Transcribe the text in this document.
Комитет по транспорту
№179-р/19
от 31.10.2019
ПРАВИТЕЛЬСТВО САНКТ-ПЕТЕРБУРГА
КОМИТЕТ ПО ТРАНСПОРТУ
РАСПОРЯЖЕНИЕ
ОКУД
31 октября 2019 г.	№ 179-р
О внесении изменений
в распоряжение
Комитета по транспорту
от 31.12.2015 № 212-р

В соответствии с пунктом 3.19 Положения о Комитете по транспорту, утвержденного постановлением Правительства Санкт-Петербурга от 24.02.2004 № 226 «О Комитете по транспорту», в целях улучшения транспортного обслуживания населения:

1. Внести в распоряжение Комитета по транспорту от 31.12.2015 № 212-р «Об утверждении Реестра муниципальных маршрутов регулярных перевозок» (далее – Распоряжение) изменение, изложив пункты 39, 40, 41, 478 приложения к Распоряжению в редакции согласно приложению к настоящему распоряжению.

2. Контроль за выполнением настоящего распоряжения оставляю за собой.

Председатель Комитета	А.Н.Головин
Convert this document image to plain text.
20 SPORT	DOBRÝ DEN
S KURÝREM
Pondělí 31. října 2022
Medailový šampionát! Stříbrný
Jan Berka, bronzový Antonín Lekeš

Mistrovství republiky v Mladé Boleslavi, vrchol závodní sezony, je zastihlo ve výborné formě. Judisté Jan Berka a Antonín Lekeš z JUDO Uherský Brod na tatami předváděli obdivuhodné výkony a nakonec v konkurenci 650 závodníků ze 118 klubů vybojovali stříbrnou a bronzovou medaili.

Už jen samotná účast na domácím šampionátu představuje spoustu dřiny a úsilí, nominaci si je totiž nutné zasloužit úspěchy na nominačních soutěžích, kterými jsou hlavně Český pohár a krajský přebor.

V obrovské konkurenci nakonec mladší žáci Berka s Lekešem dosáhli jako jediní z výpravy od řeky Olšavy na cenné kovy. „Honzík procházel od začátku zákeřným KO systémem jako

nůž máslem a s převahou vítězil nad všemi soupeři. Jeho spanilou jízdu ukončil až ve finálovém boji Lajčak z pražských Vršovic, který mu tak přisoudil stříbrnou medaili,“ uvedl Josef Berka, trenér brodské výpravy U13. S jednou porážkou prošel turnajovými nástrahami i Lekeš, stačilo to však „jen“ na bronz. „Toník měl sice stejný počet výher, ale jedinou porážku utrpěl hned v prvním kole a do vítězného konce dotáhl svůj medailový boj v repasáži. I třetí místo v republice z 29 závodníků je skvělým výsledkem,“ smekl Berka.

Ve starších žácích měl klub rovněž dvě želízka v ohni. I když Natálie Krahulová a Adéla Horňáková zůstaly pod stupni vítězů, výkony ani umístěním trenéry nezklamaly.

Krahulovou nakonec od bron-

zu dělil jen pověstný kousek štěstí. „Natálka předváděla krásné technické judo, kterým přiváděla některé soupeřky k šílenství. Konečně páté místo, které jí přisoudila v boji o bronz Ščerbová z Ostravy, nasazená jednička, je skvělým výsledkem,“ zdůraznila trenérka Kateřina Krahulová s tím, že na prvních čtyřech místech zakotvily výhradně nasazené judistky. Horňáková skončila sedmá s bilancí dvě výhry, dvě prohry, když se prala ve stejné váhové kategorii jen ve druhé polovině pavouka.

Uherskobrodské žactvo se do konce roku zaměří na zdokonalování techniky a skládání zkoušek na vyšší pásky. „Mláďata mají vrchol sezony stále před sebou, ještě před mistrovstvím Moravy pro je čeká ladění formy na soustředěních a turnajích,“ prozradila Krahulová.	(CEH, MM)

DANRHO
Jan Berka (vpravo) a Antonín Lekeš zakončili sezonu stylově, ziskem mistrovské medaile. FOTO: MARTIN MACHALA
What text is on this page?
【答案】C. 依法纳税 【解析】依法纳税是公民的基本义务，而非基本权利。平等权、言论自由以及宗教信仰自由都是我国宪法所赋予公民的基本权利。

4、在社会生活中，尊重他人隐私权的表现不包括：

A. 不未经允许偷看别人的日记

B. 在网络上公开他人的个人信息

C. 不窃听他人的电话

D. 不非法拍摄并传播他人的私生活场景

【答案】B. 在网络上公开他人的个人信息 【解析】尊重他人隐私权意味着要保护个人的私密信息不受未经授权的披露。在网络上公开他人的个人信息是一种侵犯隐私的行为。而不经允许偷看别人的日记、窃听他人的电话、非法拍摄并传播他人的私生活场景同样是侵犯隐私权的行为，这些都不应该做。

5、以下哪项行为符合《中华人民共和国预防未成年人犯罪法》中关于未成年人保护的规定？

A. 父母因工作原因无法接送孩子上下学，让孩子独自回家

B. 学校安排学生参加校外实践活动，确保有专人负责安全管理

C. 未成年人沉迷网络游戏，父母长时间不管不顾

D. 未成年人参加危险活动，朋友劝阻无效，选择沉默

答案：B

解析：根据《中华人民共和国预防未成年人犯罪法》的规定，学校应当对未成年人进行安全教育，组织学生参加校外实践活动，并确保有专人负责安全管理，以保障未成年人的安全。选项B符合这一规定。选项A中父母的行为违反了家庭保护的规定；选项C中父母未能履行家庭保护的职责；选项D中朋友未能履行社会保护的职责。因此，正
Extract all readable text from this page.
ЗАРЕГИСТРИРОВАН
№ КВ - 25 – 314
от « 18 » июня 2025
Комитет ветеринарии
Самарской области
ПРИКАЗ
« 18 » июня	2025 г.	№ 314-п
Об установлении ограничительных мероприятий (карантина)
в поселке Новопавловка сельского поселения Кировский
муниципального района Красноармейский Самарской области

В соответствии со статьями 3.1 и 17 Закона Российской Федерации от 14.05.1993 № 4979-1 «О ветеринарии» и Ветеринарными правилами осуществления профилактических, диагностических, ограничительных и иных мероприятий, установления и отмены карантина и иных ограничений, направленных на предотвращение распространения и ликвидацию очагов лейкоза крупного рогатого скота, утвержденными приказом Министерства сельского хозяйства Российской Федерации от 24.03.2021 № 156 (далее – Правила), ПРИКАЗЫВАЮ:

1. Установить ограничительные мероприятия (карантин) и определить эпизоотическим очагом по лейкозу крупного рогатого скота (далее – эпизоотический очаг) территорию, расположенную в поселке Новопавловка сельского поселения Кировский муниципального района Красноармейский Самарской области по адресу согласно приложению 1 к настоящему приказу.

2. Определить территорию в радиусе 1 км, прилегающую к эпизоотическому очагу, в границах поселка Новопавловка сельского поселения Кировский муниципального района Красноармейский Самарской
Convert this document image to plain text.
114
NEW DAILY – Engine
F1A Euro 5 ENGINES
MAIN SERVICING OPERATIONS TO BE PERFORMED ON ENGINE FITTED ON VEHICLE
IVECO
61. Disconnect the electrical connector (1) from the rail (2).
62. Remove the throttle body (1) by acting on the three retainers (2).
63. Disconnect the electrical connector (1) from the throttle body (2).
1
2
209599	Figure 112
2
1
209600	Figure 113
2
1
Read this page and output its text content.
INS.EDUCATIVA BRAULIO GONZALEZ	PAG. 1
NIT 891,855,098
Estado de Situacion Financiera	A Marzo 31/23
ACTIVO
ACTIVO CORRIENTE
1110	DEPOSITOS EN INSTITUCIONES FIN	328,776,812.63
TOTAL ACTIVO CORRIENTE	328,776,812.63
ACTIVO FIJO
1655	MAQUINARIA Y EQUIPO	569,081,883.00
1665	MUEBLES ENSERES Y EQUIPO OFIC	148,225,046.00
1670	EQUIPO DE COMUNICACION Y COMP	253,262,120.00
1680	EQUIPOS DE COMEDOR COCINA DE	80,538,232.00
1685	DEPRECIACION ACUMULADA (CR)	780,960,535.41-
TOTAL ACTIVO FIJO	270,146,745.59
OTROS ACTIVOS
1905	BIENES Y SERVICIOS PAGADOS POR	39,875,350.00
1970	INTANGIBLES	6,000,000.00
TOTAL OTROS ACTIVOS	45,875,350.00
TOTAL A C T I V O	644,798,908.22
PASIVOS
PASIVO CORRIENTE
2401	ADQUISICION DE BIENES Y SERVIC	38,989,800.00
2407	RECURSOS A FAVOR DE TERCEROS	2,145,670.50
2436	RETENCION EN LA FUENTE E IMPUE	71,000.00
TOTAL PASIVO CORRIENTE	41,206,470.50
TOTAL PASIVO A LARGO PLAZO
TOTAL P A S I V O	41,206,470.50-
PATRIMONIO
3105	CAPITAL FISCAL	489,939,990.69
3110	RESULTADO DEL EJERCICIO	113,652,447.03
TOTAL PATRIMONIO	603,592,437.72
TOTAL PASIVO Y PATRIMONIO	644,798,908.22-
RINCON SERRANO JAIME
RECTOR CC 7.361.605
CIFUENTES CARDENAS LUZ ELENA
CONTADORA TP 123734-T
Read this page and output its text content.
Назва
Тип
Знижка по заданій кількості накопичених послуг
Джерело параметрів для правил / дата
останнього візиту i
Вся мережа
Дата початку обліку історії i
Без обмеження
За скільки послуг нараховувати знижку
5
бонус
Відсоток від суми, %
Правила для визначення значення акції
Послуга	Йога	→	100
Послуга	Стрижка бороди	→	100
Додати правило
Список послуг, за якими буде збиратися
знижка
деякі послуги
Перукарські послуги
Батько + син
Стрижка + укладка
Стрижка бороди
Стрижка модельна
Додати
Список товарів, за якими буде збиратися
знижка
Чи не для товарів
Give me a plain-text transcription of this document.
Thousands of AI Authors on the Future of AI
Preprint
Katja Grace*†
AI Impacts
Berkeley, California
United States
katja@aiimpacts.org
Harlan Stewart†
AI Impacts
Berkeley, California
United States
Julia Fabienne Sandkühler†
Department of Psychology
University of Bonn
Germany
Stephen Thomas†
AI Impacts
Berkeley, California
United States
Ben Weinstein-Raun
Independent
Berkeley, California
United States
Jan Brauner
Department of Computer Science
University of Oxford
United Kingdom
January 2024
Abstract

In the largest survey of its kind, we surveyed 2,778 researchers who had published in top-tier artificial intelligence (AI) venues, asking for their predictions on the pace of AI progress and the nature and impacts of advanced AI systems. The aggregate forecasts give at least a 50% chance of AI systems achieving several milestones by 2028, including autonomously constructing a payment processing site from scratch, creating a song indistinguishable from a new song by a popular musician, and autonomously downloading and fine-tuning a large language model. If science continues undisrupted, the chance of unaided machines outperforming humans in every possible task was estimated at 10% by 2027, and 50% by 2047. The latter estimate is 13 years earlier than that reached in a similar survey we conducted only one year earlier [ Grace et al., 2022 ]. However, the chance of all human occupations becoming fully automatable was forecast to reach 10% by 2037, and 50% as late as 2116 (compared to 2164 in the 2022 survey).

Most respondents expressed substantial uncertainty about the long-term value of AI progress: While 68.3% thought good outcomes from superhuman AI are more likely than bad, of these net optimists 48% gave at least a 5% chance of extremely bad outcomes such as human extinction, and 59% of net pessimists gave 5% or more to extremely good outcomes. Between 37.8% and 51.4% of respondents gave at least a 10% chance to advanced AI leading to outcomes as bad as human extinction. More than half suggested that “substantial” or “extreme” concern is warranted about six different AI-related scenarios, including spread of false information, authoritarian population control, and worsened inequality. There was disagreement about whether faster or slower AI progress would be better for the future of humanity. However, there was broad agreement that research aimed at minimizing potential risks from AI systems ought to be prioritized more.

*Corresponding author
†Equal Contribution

EXERCISE DESCRIPTION: Find the string "electrical" in the listing and return every line that holds it.

RESPONSE FOR THIS EXERCISE:
61. Disconnect the electrical connector (1) from the rail (2).
63. Disconnect the electrical connector (1) from the throttle body (2).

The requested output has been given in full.